THE REQUEST: Copy the data that follows exactly. Include no pictures.
[START OF MATERIAL FOR THIS TASK]
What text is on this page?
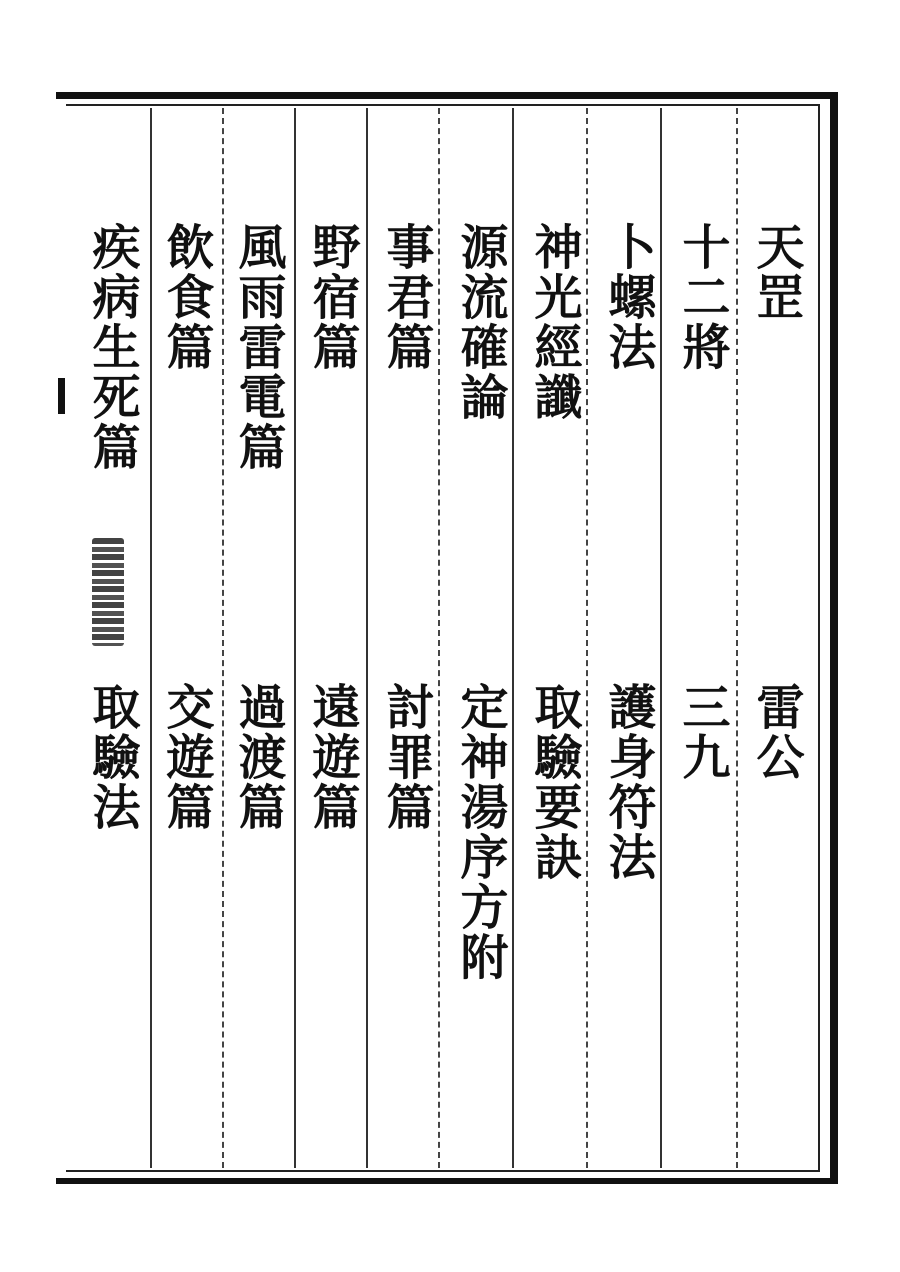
天罡
雷公
十二將
三九
卜螺法
護身符法
神光經讖
取驗要訣
源流確論
定神湯序方附
事君篇
討罪篇
野宿篇
遠遊篇
風雨雷電篇
過渡篇
飲食篇
交遊篇
疾病生死篇
取驗法
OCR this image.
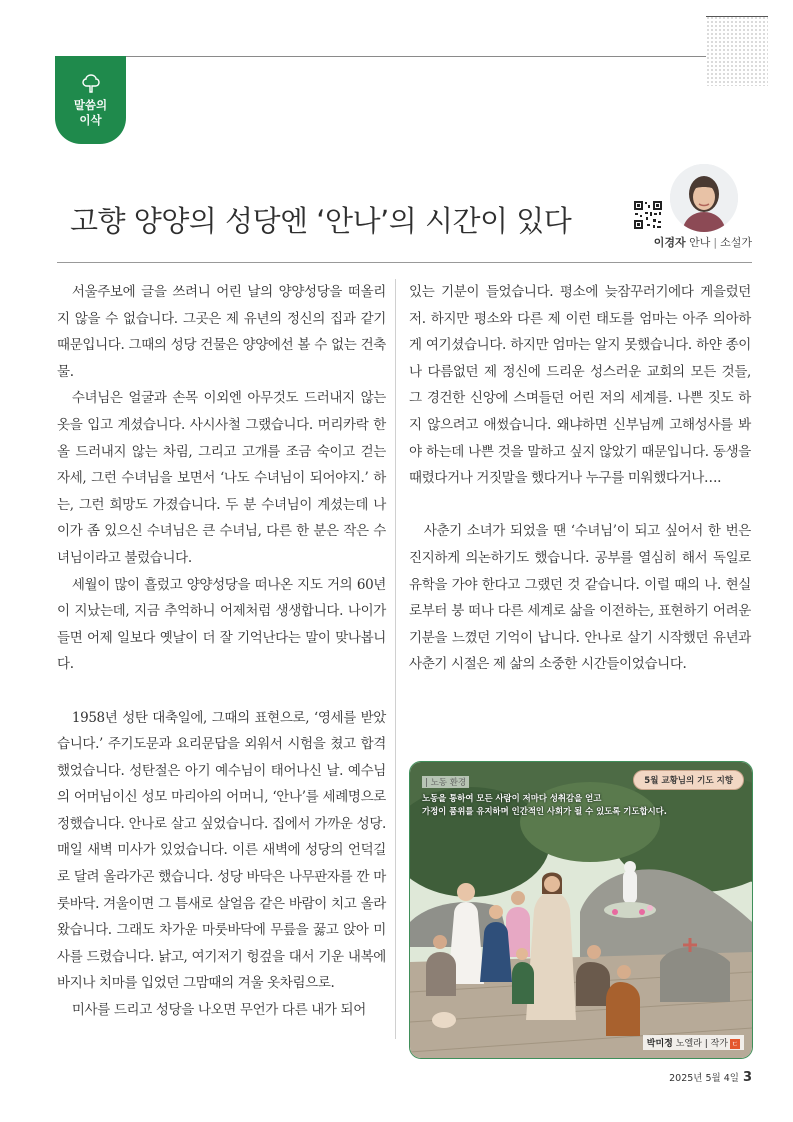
말씀의
이삭
고향 양양의 성당엔 ‘안나’의 시간이 있다
이경자 안나 | 소설가

서울주보에 글을 쓰려니 어린 날의 양양성당을 떠올리지 않을 수 없습니다. 그곳은 제 유년의 정신의 집과 같기 때문입니다. 그때의 성당 건물은 양양에선 볼 수 없는 건축물.

수녀님은 얼굴과 손목 이외엔 아무것도 드러내지 않는 옷을 입고 계셨습니다. 사시사철 그랬습니다. 머리카락 한 올 드러내지 않는 차림, 그리고 고개를 조금 숙이고 걷는 자세, 그런 수녀님을 보면서 ‘나도 수녀님이 되어야지.’ 하는, 그런 희망도 가졌습니다. 두 분 수녀님이 계셨는데 나이가 좀 있으신 수녀님은 큰 수녀님, 다른 한 분은 작은 수녀님이라고 불렀습니다.

세월이 많이 흘렀고 양양성당을 떠나온 지도 거의 60년이 지났는데, 지금 추억하니 어제처럼 생생합니다. 나이가 들면 어제 일보다 옛날이 더 잘 기억난다는 말이 맞나봅니다.

1958년 성탄 대축일에, 그때의 표현으로, ‘영세를 받았습니다.’ 주기도문과 요리문답을 외워서 시험을 쳤고 합격했었습니다. 성탄절은 아기 예수님이 태어나신 날. 예수님의 어머님이신 성모 마리아의 어머니, ‘안나’를 세례명으로 정했습니다. 안나로 살고 싶었습니다. 집에서 가까운 성당. 매일 새벽 미사가 있었습니다. 이른 새벽에 성당의 언덕길로 달려 올라가곤 했습니다. 성당 바닥은 나무판자를 깐 마룻바닥. 겨울이면 그 틈새로 살얼음 같은 바람이 치고 올라왔습니다. 그래도 차가운 마룻바닥에 무릎을 꿇고 앉아 미사를 드렸습니다. 낡고, 여기저기 헝겊을 대서 기운 내복에 바지나 치마를 입었던 그맘때의 겨울 옷차림으로.

미사를 드리고 성당을 나오면 무언가 다른 내가 되어

있는 기분이 들었습니다. 평소에 늦잠꾸러기에다 게을렀던 저. 하지만 평소와 다른 제 이런 태도를 엄마는 아주 의아하게 여기셨습니다. 하지만 엄마는 알지 못했습니다. 하얀 종이나 다름없던 제 정신에 드리운 성스러운 교회의 모든 것들, 그 경건한 신앙에 스며들던 어린 저의 세계를. 나쁜 짓도 하지 않으려고 애썼습니다. 왜냐하면 신부님께 고해성사를 봐야 하는데 나쁜 것을 말하고 싶지 않았기 때문입니다. 동생을 때렸다거나 거짓말을 했다거나 누구를 미워했다거나….

사춘기 소녀가 되었을 땐 ‘수녀님’이 되고 싶어서 한 번은 진지하게 의논하기도 했습니다. 공부를 열심히 해서 독일로 유학을 가야 한다고 그랬던 것 같습니다. 이럴 때의 나. 현실로부터 붕 떠나 다른 세계로 삶을 이전하는, 표현하기 어려운 기분을 느꼈던 기억이 납니다. 안나로 살기 시작했던 유년과 사춘기 시절은 제 삶의 소중한 시간들이었습니다.

| 노동 환경	5월 교황님의 기도 지향
노동을 통하여 모든 사람이 저마다 성취감을 얻고
가정이 품위를 유지하며 인간적인 사회가 될 수 있도록 기도합시다.
박미정 노엘라 | 작가 ㄷ
2025년 5월 4일 3
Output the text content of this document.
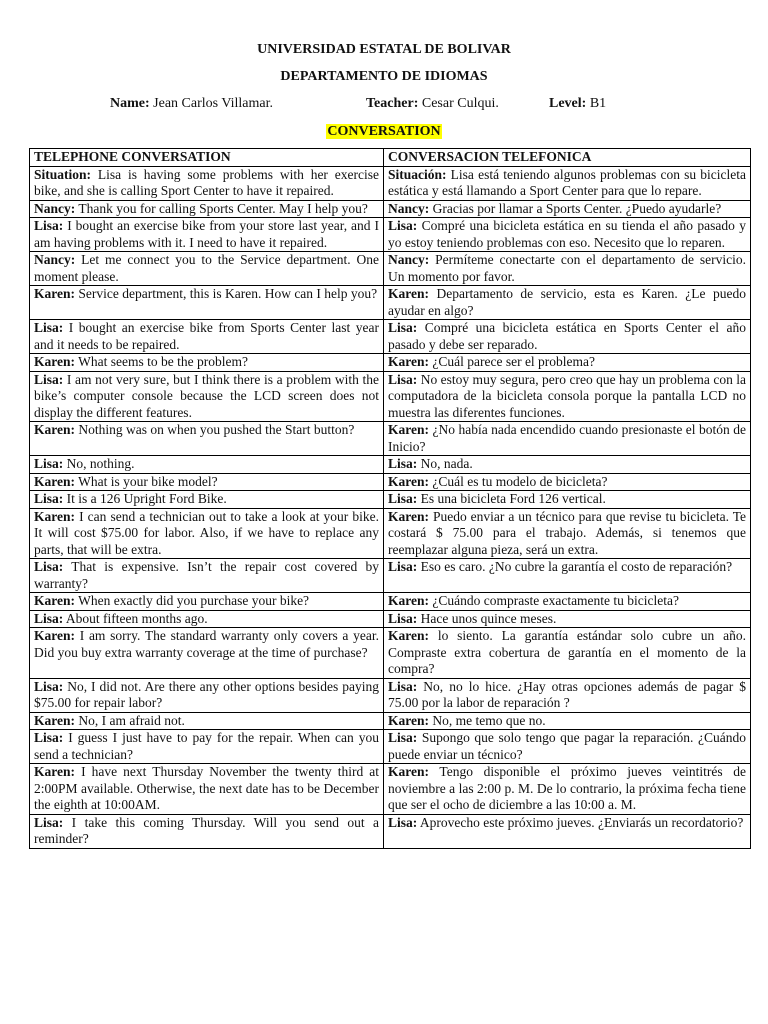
UNIVERSIDAD ESTATAL DE BOLIVAR
DEPARTAMENTO DE IDIOMAS
Name: Jean Carlos Villamar.	Teacher: Cesar Culqui.	Level: B1
CONVERSATION
TELEPHONE CONVERSATION	CONVERSACION TELEFONICA
Situation: Lisa is having some problems with her exercise bike, and she is calling Sport Center to have it repaired.	Situación: Lisa está teniendo algunos problemas con su bicicleta estática y está llamando a Sport Center para que lo repare.
Nancy: Thank you for calling Sports Center. May I help you?	Nancy: Gracias por llamar a Sports Center. ¿Puedo ayudarle?
Lisa: I bought an exercise bike from your store last year, and I am having problems with it. I need to have it repaired.	Lisa: Compré una bicicleta estática en su tienda el año pasado y yo estoy teniendo problemas con eso. Necesito que lo reparen.
Nancy: Let me connect you to the Service department. One moment please.	Nancy: Permíteme conectarte con el departamento de servicio. Un momento por favor.
Karen: Service department, this is Karen. How can I help you?	Karen: Departamento de servicio, esta es Karen. ¿Le puedo ayudar en algo?
Lisa: I bought an exercise bike from Sports Center last year and it needs to be repaired.	Lisa: Compré una bicicleta estática en Sports Center el año pasado y debe ser reparado.
Karen: What seems to be the problem?	Karen: ¿Cuál parece ser el problema?
Lisa: I am not very sure, but I think there is a problem with the bike’s computer console because the LCD screen does not display the different features.	Lisa: No estoy muy segura, pero creo que hay un problema con la computadora de la bicicleta consola porque la pantalla LCD no muestra las diferentes funciones.
Karen: Nothing was on when you pushed the Start button?	Karen: ¿No había nada encendido cuando presionaste el botón de Inicio?
Lisa: No, nothing.	Lisa: No, nada.
Karen: What is your bike model?	Karen: ¿Cuál es tu modelo de bicicleta?
Lisa: It is a 126 Upright Ford Bike.	Lisa: Es una bicicleta Ford 126 vertical.
Karen: I can send a technician out to take a look at your bike. It will cost $75.00 for labor. Also, if we have to replace any parts, that will be extra.	Karen: Puedo enviar a un técnico para que revise tu bicicleta. Te costará $ 75.00 para el trabajo. Además, si tenemos que reemplazar alguna pieza, será un extra.
Lisa: That is expensive. Isn’t the repair cost covered by warranty?	Lisa: Eso es caro. ¿No cubre la garantía el costo de reparación?
Karen: When exactly did you purchase your bike?	Karen: ¿Cuándo compraste exactamente tu bicicleta?
Lisa: About fifteen months ago.	Lisa: Hace unos quince meses.
Karen: I am sorry. The standard warranty only covers a year. Did you buy extra warranty coverage at the time of purchase?	Karen: lo siento. La garantía estándar solo cubre un año. Compraste extra cobertura de garantía en el momento de la compra?
Lisa: No, I did not. Are there any other options besides paying $75.00 for repair labor?	Lisa: No, no lo hice. ¿Hay otras opciones además de pagar $ 75.00 por la labor de reparación ?
Karen: No, I am afraid not.	Karen: No, me temo que no.
Lisa: I guess I just have to pay for the repair. When can you send a technician?	Lisa: Supongo que solo tengo que pagar la reparación. ¿Cuándo puede enviar un técnico?
Karen: I have next Thursday November the twenty third at 2:00PM available. Otherwise, the next date has to be December the eighth at 10:00AM.	Karen: Tengo disponible el próximo jueves veintitrés de noviembre a las 2:00 p. M. De lo contrario, la próxima fecha tiene que ser el ocho de diciembre a las 10:00 a. M.
Lisa: I take this coming Thursday. Will you send out a reminder?	Lisa: Aprovecho este próximo jueves. ¿Enviarás un recordatorio?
[END OF MATERIAL FOR THIS TASK]
CORRECT ANSWER:
What text is on this page?
天罡
雷公
十二將
三九
卜螺法
護身符法
神光經讖
取驗要訣
源流確論
定神湯序方附
事君篇
討罪篇
野宿篇
遠遊篇
風雨雷電篇
過渡篇
飲食篇
交遊篇
疾病生死篇
取驗法
OCR this image.
말씀의
이삭
고향 양양의 성당엔 ‘안나’의 시간이 있다
이경자 안나 | 소설가

서울주보에 글을 쓰려니 어린 날의 양양성당을 떠올리지 않을 수 없습니다. 그곳은 제 유년의 정신의 집과 같기 때문입니다. 그때의 성당 건물은 양양에선 볼 수 없는 건축물.

수녀님은 얼굴과 손목 이외엔 아무것도 드러내지 않는 옷을 입고 계셨습니다. 사시사철 그랬습니다. 머리카락 한 올 드러내지 않는 차림, 그리고 고개를 조금 숙이고 걷는 자세, 그런 수녀님을 보면서 ‘나도 수녀님이 되어야지.’ 하는, 그런 희망도 가졌습니다. 두 분 수녀님이 계셨는데 나이가 좀 있으신 수녀님은 큰 수녀님, 다른 한 분은 작은 수녀님이라고 불렀습니다.

세월이 많이 흘렀고 양양성당을 떠나온 지도 거의 60년이 지났는데, 지금 추억하니 어제처럼 생생합니다. 나이가 들면 어제 일보다 옛날이 더 잘 기억난다는 말이 맞나봅니다.

1958년 성탄 대축일에, 그때의 표현으로, ‘영세를 받았습니다.’ 주기도문과 요리문답을 외워서 시험을 쳤고 합격했었습니다. 성탄절은 아기 예수님이 태어나신 날. 예수님의 어머님이신 성모 마리아의 어머니, ‘안나’를 세례명으로 정했습니다. 안나로 살고 싶었습니다. 집에서 가까운 성당. 매일 새벽 미사가 있었습니다. 이른 새벽에 성당의 언덕길로 달려 올라가곤 했습니다. 성당 바닥은 나무판자를 깐 마룻바닥. 겨울이면 그 틈새로 살얼음 같은 바람이 치고 올라왔습니다. 그래도 차가운 마룻바닥에 무릎을 꿇고 앉아 미사를 드렸습니다. 낡고, 여기저기 헝겊을 대서 기운 내복에 바지나 치마를 입었던 그맘때의 겨울 옷차림으로.

미사를 드리고 성당을 나오면 무언가 다른 내가 되어

있는 기분이 들었습니다. 평소에 늦잠꾸러기에다 게을렀던 저. 하지만 평소와 다른 제 이런 태도를 엄마는 아주 의아하게 여기셨습니다. 하지만 엄마는 알지 못했습니다. 하얀 종이나 다름없던 제 정신에 드리운 성스러운 교회의 모든 것들, 그 경건한 신앙에 스며들던 어린 저의 세계를. 나쁜 짓도 하지 않으려고 애썼습니다. 왜냐하면 신부님께 고해성사를 봐야 하는데 나쁜 것을 말하고 싶지 않았기 때문입니다. 동생을 때렸다거나 거짓말을 했다거나 누구를 미워했다거나….

사춘기 소녀가 되었을 땐 ‘수녀님’이 되고 싶어서 한 번은 진지하게 의논하기도 했습니다. 공부를 열심히 해서 독일로 유학을 가야 한다고 그랬던 것 같습니다. 이럴 때의 나. 현실로부터 붕 떠나 다른 세계로 삶을 이전하는, 표현하기 어려운 기분을 느꼈던 기억이 납니다. 안나로 살기 시작했던 유년과 사춘기 시절은 제 삶의 소중한 시간들이었습니다.

| 노동 환경	5월 교황님의 기도 지향
노동을 통하여 모든 사람이 저마다 성취감을 얻고
가정이 품위를 유지하며 인간적인 사회가 될 수 있도록 기도합시다.
박미정 노엘라 | 작가 ㄷ
2025년 5월 4일 3
Output the text content of this document.
UNIVERSIDAD ESTATAL DE BOLIVAR
DEPARTAMENTO DE IDIOMAS
Name: Jean Carlos Villamar.	Teacher: Cesar Culqui.	Level: B1
CONVERSATION
TELEPHONE CONVERSATION	CONVERSACION TELEFONICA
Situation: Lisa is having some problems with her exercise bike, and she is calling Sport Center to have it repaired.	Situación: Lisa está teniendo algunos problemas con su bicicleta estática y está llamando a Sport Center para que lo repare.
Nancy: Thank you for calling Sports Center. May I help you?	Nancy: Gracias por llamar a Sports Center. ¿Puedo ayudarle?
Lisa: I bought an exercise bike from your store last year, and I am having problems with it. I need to have it repaired.	Lisa: Compré una bicicleta estática en su tienda el año pasado y yo estoy teniendo problemas con eso. Necesito que lo reparen.
Nancy: Let me connect you to the Service department. One moment please.	Nancy: Permíteme conectarte con el departamento de servicio. Un momento por favor.
Karen: Service department, this is Karen. How can I help you?	Karen: Departamento de servicio, esta es Karen. ¿Le puedo ayudar en algo?
Lisa: I bought an exercise bike from Sports Center last year and it needs to be repaired.	Lisa: Compré una bicicleta estática en Sports Center el año pasado y debe ser reparado.
Karen: What seems to be the problem?	Karen: ¿Cuál parece ser el problema?
Lisa: I am not very sure, but I think there is a problem with the bike’s computer console because the LCD screen does not display the different features.	Lisa: No estoy muy segura, pero creo que hay un problema con la computadora de la bicicleta consola porque la pantalla LCD no muestra las diferentes funciones.
Karen: Nothing was on when you pushed the Start button?	Karen: ¿No había nada encendido cuando presionaste el botón de Inicio?
Lisa: No, nothing.	Lisa: No, nada.
Karen: What is your bike model?	Karen: ¿Cuál es tu modelo de bicicleta?
Lisa: It is a 126 Upright Ford Bike.	Lisa: Es una bicicleta Ford 126 vertical.
Karen: I can send a technician out to take a look at your bike. It will cost $75.00 for labor. Also, if we have to replace any parts, that will be extra.	Karen: Puedo enviar a un técnico para que revise tu bicicleta. Te costará $ 75.00 para el trabajo. Además, si tenemos que reemplazar alguna pieza, será un extra.
Lisa: That is expensive. Isn’t the repair cost covered by warranty?	Lisa: Eso es caro. ¿No cubre la garantía el costo de reparación?
Karen: When exactly did you purchase your bike?	Karen: ¿Cuándo compraste exactamente tu bicicleta?
Lisa: About fifteen months ago.	Lisa: Hace unos quince meses.
Karen: I am sorry. The standard warranty only covers a year. Did you buy extra warranty coverage at the time of purchase?	Karen: lo siento. La garantía estándar solo cubre un año. Compraste extra cobertura de garantía en el momento de la compra?
Lisa: No, I did not. Are there any other options besides paying $75.00 for repair labor?	Lisa: No, no lo hice. ¿Hay otras opciones además de pagar $ 75.00 por la labor de reparación ?
Karen: No, I am afraid not.	Karen: No, me temo que no.
Lisa: I guess I just have to pay for the repair. When can you send a technician?	Lisa: Supongo que solo tengo que pagar la reparación. ¿Cuándo puede enviar un técnico?
Karen: I have next Thursday November the twenty third at 2:00PM available. Otherwise, the next date has to be December the eighth at 10:00AM.	Karen: Tengo disponible el próximo jueves veintitrés de noviembre a las 2:00 p. M. De lo contrario, la próxima fecha tiene que ser el ocho de diciembre a las 10:00 a. M.
Lisa: I take this coming Thursday. Will you send out a reminder?	Lisa: Aprovecho este próximo jueves. ¿Enviarás un recordatorio?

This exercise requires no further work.